◆ SET EXERCISE ◆
Take each line that has the word "JSON" and return it.

◆ DATASET ENTRIES ◆
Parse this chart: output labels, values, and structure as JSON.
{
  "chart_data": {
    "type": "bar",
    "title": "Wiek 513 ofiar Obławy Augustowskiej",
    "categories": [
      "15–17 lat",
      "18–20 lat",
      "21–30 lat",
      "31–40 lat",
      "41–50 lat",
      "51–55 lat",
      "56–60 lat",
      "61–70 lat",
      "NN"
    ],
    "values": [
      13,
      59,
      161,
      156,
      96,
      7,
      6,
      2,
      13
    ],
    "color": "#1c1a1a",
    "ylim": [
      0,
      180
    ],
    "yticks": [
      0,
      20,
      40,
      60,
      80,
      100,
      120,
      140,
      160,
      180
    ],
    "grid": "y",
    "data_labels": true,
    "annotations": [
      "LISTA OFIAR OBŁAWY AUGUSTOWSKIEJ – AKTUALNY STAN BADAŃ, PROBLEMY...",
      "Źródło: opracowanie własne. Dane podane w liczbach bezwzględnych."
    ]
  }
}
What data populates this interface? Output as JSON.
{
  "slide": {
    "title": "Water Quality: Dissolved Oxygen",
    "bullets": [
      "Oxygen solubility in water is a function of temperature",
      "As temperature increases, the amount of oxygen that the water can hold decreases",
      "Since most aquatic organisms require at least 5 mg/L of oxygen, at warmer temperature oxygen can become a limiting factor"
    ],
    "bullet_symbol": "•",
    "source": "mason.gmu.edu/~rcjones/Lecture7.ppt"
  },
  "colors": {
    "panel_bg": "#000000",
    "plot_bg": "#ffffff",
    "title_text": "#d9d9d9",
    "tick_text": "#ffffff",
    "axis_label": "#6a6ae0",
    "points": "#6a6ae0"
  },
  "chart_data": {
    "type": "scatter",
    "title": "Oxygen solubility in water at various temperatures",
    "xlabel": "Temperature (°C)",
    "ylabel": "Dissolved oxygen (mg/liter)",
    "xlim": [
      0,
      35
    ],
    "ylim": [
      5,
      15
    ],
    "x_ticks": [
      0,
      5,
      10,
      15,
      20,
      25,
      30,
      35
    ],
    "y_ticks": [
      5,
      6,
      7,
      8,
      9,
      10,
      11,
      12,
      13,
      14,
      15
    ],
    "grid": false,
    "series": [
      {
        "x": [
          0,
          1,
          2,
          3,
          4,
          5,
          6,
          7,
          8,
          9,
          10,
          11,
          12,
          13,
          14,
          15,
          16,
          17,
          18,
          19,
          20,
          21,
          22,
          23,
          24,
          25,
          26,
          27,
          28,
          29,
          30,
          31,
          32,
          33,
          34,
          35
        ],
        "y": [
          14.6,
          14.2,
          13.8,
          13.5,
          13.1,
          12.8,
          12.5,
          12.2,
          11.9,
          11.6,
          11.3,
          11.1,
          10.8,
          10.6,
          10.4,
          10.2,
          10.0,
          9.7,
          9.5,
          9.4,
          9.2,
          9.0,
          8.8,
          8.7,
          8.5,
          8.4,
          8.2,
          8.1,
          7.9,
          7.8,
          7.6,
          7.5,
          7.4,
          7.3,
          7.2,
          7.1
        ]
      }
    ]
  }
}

◆ SOLUTION FOR THIS TASK ◆
Parse this chart: output labels, values, and structure as JSON.
What data populates this interface? Output as JSON.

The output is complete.